→ TASK INPUTS
● ● ● ●

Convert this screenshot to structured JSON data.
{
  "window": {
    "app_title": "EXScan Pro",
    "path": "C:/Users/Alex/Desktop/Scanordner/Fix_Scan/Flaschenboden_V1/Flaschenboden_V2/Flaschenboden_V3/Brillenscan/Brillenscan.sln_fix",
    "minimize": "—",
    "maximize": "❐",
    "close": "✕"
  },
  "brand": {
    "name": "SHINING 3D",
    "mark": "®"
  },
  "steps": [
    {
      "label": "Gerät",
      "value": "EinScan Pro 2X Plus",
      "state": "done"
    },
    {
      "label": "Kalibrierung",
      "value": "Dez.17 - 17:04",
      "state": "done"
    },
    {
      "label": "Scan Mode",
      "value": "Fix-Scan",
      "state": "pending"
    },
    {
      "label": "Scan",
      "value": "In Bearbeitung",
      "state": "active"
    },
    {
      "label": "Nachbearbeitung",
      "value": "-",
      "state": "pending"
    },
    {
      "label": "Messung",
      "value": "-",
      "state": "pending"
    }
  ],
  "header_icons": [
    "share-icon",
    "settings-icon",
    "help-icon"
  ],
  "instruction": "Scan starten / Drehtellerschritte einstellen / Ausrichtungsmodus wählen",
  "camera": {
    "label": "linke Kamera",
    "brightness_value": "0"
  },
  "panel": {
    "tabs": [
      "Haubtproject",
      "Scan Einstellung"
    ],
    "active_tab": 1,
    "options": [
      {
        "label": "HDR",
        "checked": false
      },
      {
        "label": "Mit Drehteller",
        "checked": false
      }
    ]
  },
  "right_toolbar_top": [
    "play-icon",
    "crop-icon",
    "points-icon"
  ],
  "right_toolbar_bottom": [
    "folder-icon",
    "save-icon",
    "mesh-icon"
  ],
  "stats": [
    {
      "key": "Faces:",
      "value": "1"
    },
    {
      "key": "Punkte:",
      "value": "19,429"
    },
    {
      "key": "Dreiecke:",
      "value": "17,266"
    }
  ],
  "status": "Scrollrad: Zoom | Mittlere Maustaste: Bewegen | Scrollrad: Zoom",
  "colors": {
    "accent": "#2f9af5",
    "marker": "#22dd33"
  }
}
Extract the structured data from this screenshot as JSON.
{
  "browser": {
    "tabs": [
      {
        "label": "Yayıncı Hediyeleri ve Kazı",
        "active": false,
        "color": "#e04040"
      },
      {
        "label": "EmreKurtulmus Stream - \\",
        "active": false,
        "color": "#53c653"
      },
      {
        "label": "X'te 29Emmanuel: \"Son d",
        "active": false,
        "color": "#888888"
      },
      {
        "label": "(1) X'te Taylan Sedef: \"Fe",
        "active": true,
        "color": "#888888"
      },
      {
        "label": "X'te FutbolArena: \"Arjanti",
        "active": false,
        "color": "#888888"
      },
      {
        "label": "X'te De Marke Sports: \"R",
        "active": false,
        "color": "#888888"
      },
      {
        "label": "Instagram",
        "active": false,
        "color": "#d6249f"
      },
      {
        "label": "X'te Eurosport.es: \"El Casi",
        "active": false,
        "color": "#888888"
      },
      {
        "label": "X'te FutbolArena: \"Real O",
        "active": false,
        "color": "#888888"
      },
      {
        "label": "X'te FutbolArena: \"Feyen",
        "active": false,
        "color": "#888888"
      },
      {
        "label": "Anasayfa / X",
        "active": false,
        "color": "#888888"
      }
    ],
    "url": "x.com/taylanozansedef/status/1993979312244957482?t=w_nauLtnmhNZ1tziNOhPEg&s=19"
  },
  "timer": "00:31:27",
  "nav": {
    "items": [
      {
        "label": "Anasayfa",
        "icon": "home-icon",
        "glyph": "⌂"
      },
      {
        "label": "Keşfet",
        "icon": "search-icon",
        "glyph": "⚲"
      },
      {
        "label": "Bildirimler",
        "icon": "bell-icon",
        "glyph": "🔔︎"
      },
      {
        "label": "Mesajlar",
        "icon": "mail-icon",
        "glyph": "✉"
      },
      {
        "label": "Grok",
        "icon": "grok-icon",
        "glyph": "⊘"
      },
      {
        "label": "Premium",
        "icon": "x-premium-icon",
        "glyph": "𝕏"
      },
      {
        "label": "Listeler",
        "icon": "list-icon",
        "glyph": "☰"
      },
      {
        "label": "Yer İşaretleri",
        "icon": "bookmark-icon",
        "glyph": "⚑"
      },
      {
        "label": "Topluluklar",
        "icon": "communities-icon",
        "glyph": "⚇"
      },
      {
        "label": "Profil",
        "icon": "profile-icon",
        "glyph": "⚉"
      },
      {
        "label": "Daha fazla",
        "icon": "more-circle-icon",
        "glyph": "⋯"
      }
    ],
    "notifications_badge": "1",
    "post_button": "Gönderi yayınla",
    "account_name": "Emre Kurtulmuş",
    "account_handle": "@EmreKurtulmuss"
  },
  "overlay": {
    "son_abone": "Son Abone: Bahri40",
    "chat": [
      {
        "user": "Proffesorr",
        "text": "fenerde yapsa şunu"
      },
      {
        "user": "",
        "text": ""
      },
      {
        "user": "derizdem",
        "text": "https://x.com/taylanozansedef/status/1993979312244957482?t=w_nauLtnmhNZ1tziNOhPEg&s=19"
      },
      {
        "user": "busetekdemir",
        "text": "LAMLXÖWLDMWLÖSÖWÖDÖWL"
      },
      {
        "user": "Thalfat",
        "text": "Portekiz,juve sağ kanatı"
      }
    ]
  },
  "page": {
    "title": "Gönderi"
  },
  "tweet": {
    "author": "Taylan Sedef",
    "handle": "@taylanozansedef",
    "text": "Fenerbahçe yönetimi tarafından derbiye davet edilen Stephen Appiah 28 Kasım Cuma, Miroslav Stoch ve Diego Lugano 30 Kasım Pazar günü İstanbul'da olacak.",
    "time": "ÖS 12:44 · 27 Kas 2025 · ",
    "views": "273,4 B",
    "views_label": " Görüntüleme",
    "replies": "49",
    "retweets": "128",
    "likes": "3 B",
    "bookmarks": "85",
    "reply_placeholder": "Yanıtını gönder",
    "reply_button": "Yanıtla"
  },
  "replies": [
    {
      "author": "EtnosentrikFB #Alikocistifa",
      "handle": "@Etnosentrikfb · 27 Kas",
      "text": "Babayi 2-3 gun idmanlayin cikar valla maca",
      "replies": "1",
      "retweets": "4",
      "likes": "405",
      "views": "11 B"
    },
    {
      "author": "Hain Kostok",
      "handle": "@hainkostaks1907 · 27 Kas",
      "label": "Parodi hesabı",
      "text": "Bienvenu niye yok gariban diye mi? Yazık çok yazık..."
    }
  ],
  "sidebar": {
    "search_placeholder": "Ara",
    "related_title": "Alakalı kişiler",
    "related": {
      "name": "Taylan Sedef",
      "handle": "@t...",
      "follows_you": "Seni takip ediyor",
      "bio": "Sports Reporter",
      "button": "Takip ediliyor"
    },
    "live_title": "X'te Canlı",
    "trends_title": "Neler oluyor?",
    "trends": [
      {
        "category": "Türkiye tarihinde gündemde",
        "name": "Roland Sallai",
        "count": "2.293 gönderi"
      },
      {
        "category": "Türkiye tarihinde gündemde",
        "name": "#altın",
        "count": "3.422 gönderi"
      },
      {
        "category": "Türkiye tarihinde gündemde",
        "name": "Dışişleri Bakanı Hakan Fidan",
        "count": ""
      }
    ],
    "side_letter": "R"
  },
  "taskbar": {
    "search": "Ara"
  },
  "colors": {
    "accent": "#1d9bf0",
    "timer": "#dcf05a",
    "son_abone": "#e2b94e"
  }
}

● ● ● ●

→ GIVEN EXERCISE
Return the lines above exactly, keeping every word.

→ RESULT FOR THIS TASK
Convert this screenshot to structured JSON data.
{
  "window": {
    "app_title": "EXScan Pro",
    "path": "C:/Users/Alex/Desktop/Scanordner/Fix_Scan/Flaschenboden_V1/Flaschenboden_V2/Flaschenboden_V3/Brillenscan/Brillenscan.sln_fix",
    "minimize": "—",
    "maximize": "❐",
    "close": "✕"
  },
  "brand": {
    "name": "SHINING 3D",
    "mark": "®"
  },
  "steps": [
    {
      "label": "Gerät",
      "value": "EinScan Pro 2X Plus",
      "state": "done"
    },
    {
      "label": "Kalibrierung",
      "value": "Dez.17 - 17:04",
      "state": "done"
    },
    {
      "label": "Scan Mode",
      "value": "Fix-Scan",
      "state": "pending"
    },
    {
      "label": "Scan",
      "value": "In Bearbeitung",
      "state": "active"
    },
    {
      "label": "Nachbearbeitung",
      "value": "-",
      "state": "pending"
    },
    {
      "label": "Messung",
      "value": "-",
      "state": "pending"
    }
  ],
  "header_icons": [
    "share-icon",
    "settings-icon",
    "help-icon"
  ],
  "instruction": "Scan starten / Drehtellerschritte einstellen / Ausrichtungsmodus wählen",
  "camera": {
    "label": "linke Kamera",
    "brightness_value": "0"
  },
  "panel": {
    "tabs": [
      "Haubtproject",
      "Scan Einstellung"
    ],
    "active_tab": 1,
    "options": [
      {
        "label": "HDR",
        "checked": false
      },
      {
        "label": "Mit Drehteller",
        "checked": false
      }
    ]
  },
  "right_toolbar_top": [
    "play-icon",
    "crop-icon",
    "points-icon"
  ],
  "right_toolbar_bottom": [
    "folder-icon",
    "save-icon",
    "mesh-icon"
  ],
  "stats": [
    {
      "key": "Faces:",
      "value": "1"
    },
    {
      "key": "Punkte:",
      "value": "19,429"
    },
    {
      "key": "Dreiecke:",
      "value": "17,266"
    }
  ],
  "status": "Scrollrad: Zoom | Mittlere Maustaste: Bewegen | Scrollrad: Zoom",
  "colors": {
    "accent": "#2f9af5",
    "marker": "#22dd33"
  }
}
Extract the structured data from this screenshot as JSON.
{
  "browser": {
    "tabs": [
      {
        "label": "Yayıncı Hediyeleri ve Kazı",
        "active": false,
        "color": "#e04040"
      },
      {
        "label": "EmreKurtulmus Stream - \\",
        "active": false,
        "color": "#53c653"
      },
      {
        "label": "X'te 29Emmanuel: \"Son d",
        "active": false,
        "color": "#888888"
      },
      {
        "label": "(1) X'te Taylan Sedef: \"Fe",
        "active": true,
        "color": "#888888"
      },
      {
        "label": "X'te FutbolArena: \"Arjanti",
        "active": false,
        "color": "#888888"
      },
      {
        "label": "X'te De Marke Sports: \"R",
        "active": false,
        "color": "#888888"
      },
      {
        "label": "Instagram",
        "active": false,
        "color": "#d6249f"
      },
      {
        "label": "X'te Eurosport.es: \"El Casi",
        "active": false,
        "color": "#888888"
      },
      {
        "label": "X'te FutbolArena: \"Real O",
        "active": false,
        "color": "#888888"
      },
      {
        "label": "X'te FutbolArena: \"Feyen",
        "active": false,
        "color": "#888888"
      },
      {
        "label": "Anasayfa / X",
        "active": false,
        "color": "#888888"
      }
    ],
    "url": "x.com/taylanozansedef/status/1993979312244957482?t=w_nauLtnmhNZ1tziNOhPEg&s=19"
  },
  "timer": "00:31:27",
  "nav": {
    "items": [
      {
        "label": "Anasayfa",
        "icon": "home-icon",
        "glyph": "⌂"
      },
      {
        "label": "Keşfet",
        "icon": "search-icon",
        "glyph": "⚲"
      },
      {
        "label": "Bildirimler",
        "icon": "bell-icon",
        "glyph": "🔔︎"
      },
      {
        "label": "Mesajlar",
        "icon": "mail-icon",
        "glyph": "✉"
      },
      {
        "label": "Grok",
        "icon": "grok-icon",
        "glyph": "⊘"
      },
      {
        "label": "Premium",
        "icon": "x-premium-icon",
        "glyph": "𝕏"
      },
      {
        "label": "Listeler",
        "icon": "list-icon",
        "glyph": "☰"
      },
      {
        "label": "Yer İşaretleri",
        "icon": "bookmark-icon",
        "glyph": "⚑"
      },
      {
        "label": "Topluluklar",
        "icon": "communities-icon",
        "glyph": "⚇"
      },
      {
        "label": "Profil",
        "icon": "profile-icon",
        "glyph": "⚉"
      },
      {
        "label": "Daha fazla",
        "icon": "more-circle-icon",
        "glyph": "⋯"
      }
    ],
    "notifications_badge": "1",
    "post_button": "Gönderi yayınla",
    "account_name": "Emre Kurtulmuş",
    "account_handle": "@EmreKurtulmuss"
  },
  "overlay": {
    "son_abone": "Son Abone: Bahri40",
    "chat": [
      {
        "user": "Proffesorr",
        "text": "fenerde yapsa şunu"
      },
      {
        "user": "",
        "text": ""
      },
      {
        "user": "derizdem",
        "text": "https://x.com/taylanozansedef/status/1993979312244957482?t=w_nauLtnmhNZ1tziNOhPEg&s=19"
      },
      {
        "user": "busetekdemir",
        "text": "LAMLXÖWLDMWLÖSÖWÖDÖWL"
      },
      {
        "user": "Thalfat",
        "text": "Portekiz,juve sağ kanatı"
      }
    ]
  },
  "page": {
    "title": "Gönderi"
  },
  "tweet": {
    "author": "Taylan Sedef",
    "handle": "@taylanozansedef",
    "text": "Fenerbahçe yönetimi tarafından derbiye davet edilen Stephen Appiah 28 Kasım Cuma, Miroslav Stoch ve Diego Lugano 30 Kasım Pazar günü İstanbul'da olacak.",
    "time": "ÖS 12:44 · 27 Kas 2025 · ",
    "views": "273,4 B",
    "views_label": " Görüntüleme",
    "replies": "49",
    "retweets": "128",
    "likes": "3 B",
    "bookmarks": "85",
    "reply_placeholder": "Yanıtını gönder",
    "reply_button": "Yanıtla"
  },
  "replies": [
    {
      "author": "EtnosentrikFB #Alikocistifa",
      "handle": "@Etnosentrikfb · 27 Kas",
      "text": "Babayi 2-3 gun idmanlayin cikar valla maca",
      "replies": "1",
      "retweets": "4",
      "likes": "405",
      "views": "11 B"
    },
    {
      "author": "Hain Kostok",
      "handle": "@hainkostaks1907 · 27 Kas",
      "label": "Parodi hesabı",
      "text": "Bienvenu niye yok gariban diye mi? Yazık çok yazık..."
    }
  ],
  "sidebar": {
    "search_placeholder": "Ara",
    "related_title": "Alakalı kişiler",
    "related": {
      "name": "Taylan Sedef",
      "handle": "@t...",
      "follows_you": "Seni takip ediyor",
      "bio": "Sports Reporter",
      "button": "Takip ediliyor"
    },
    "live_title": "X'te Canlı",
    "trends_title": "Neler oluyor?",
    "trends": [
      {
        "category": "Türkiye tarihinde gündemde",
        "name": "Roland Sallai",
        "count": "2.293 gönderi"
      },
      {
        "category": "Türkiye tarihinde gündemde",
        "name": "#altın",
        "count": "3.422 gönderi"
      },
      {
        "category": "Türkiye tarihinde gündemde",
        "name": "Dışişleri Bakanı Hakan Fidan",
        "count": ""
      }
    ],
    "side_letter": "R"
  },
  "taskbar": {
    "search": "Ara"
  },
  "colors": {
    "accent": "#1d9bf0",
    "timer": "#dcf05a",
    "son_abone": "#e2b94e"
  }
}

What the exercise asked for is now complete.